● AIM
Write out the data below in full. Keep it exact.

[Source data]
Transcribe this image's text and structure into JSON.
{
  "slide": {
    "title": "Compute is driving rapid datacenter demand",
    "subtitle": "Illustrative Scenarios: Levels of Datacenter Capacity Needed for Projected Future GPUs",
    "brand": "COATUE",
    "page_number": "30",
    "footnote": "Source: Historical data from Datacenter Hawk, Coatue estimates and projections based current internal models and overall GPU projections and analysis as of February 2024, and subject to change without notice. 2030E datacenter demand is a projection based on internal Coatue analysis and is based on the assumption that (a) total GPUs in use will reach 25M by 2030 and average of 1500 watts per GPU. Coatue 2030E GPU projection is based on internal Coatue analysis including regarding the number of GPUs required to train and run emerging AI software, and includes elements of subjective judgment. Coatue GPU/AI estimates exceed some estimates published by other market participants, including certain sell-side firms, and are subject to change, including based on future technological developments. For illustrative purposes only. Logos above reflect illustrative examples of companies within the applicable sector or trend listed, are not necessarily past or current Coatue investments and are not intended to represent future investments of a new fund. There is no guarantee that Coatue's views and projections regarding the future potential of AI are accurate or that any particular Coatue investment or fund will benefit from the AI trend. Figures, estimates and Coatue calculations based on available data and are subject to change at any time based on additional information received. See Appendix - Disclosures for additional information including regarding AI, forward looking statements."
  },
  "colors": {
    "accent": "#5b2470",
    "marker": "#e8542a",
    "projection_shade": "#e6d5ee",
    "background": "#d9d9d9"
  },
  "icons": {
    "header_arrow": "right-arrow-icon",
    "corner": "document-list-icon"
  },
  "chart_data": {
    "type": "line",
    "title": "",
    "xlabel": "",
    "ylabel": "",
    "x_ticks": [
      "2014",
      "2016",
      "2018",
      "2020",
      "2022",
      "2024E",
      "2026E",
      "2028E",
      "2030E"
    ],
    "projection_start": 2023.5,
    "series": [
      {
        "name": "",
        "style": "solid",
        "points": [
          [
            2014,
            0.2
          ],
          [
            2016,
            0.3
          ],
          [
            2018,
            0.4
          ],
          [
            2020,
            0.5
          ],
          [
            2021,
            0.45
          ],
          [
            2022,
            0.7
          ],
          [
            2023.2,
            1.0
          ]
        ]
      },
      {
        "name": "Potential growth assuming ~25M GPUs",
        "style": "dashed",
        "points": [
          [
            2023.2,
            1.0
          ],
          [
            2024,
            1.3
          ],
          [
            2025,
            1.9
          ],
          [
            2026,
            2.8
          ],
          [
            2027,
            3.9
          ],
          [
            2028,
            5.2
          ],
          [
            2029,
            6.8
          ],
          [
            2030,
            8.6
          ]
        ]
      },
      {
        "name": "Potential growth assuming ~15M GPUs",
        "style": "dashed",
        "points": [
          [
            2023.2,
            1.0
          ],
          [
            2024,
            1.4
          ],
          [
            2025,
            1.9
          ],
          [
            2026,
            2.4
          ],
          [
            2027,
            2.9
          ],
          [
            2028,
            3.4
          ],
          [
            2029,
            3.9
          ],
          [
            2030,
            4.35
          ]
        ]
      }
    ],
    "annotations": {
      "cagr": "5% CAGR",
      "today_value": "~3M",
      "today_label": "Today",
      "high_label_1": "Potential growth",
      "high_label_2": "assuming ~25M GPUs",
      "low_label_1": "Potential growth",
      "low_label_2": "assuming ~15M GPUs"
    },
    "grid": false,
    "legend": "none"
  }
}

● EXERCISE OUTPUT
Transcribe this image's text and structure into JSON.
{
  "slide": {
    "title": "Compute is driving rapid datacenter demand",
    "subtitle": "Illustrative Scenarios: Levels of Datacenter Capacity Needed for Projected Future GPUs",
    "brand": "COATUE",
    "page_number": "30",
    "footnote": "Source: Historical data from Datacenter Hawk, Coatue estimates and projections based current internal models and overall GPU projections and analysis as of February 2024, and subject to change without notice. 2030E datacenter demand is a projection based on internal Coatue analysis and is based on the assumption that (a) total GPUs in use will reach 25M by 2030 and average of 1500 watts per GPU. Coatue 2030E GPU projection is based on internal Coatue analysis including regarding the number of GPUs required to train and run emerging AI software, and includes elements of subjective judgment. Coatue GPU/AI estimates exceed some estimates published by other market participants, including certain sell-side firms, and are subject to change, including based on future technological developments. For illustrative purposes only. Logos above reflect illustrative examples of companies within the applicable sector or trend listed, are not necessarily past or current Coatue investments and are not intended to represent future investments of a new fund. There is no guarantee that Coatue's views and projections regarding the future potential of AI are accurate or that any particular Coatue investment or fund will benefit from the AI trend. Figures, estimates and Coatue calculations based on available data and are subject to change at any time based on additional information received. See Appendix - Disclosures for additional information including regarding AI, forward looking statements."
  },
  "colors": {
    "accent": "#5b2470",
    "marker": "#e8542a",
    "projection_shade": "#e6d5ee",
    "background": "#d9d9d9"
  },
  "icons": {
    "header_arrow": "right-arrow-icon",
    "corner": "document-list-icon"
  },
  "chart_data": {
    "type": "line",
    "title": "",
    "xlabel": "",
    "ylabel": "",
    "x_ticks": [
      "2014",
      "2016",
      "2018",
      "2020",
      "2022",
      "2024E",
      "2026E",
      "2028E",
      "2030E"
    ],
    "projection_start": 2023.5,
    "series": [
      {
        "name": "",
        "style": "solid",
        "points": [
          [
            2014,
            0.2
          ],
          [
            2016,
            0.3
          ],
          [
            2018,
            0.4
          ],
          [
            2020,
            0.5
          ],
          [
            2021,
            0.45
          ],
          [
            2022,
            0.7
          ],
          [
            2023.2,
            1.0
          ]
        ]
      },
      {
        "name": "Potential growth assuming ~25M GPUs",
        "style": "dashed",
        "points": [
          [
            2023.2,
            1.0
          ],
          [
            2024,
            1.3
          ],
          [
            2025,
            1.9
          ],
          [
            2026,
            2.8
          ],
          [
            2027,
            3.9
          ],
          [
            2028,
            5.2
          ],
          [
            2029,
            6.8
          ],
          [
            2030,
            8.6
          ]
        ]
      },
      {
        "name": "Potential growth assuming ~15M GPUs",
        "style": "dashed",
        "points": [
          [
            2023.2,
            1.0
          ],
          [
            2024,
            1.4
          ],
          [
            2025,
            1.9
          ],
          [
            2026,
            2.4
          ],
          [
            2027,
            2.9
          ],
          [
            2028,
            3.4
          ],
          [
            2029,
            3.9
          ],
          [
            2030,
            4.35
          ]
        ]
      }
    ],
    "annotations": {
      "cagr": "5% CAGR",
      "today_value": "~3M",
      "today_label": "Today",
      "high_label_1": "Potential growth",
      "high_label_2": "assuming ~25M GPUs",
      "low_label_1": "Potential growth",
      "low_label_2": "assuming ~15M GPUs"
    },
    "grid": false,
    "legend": "none"
  }
}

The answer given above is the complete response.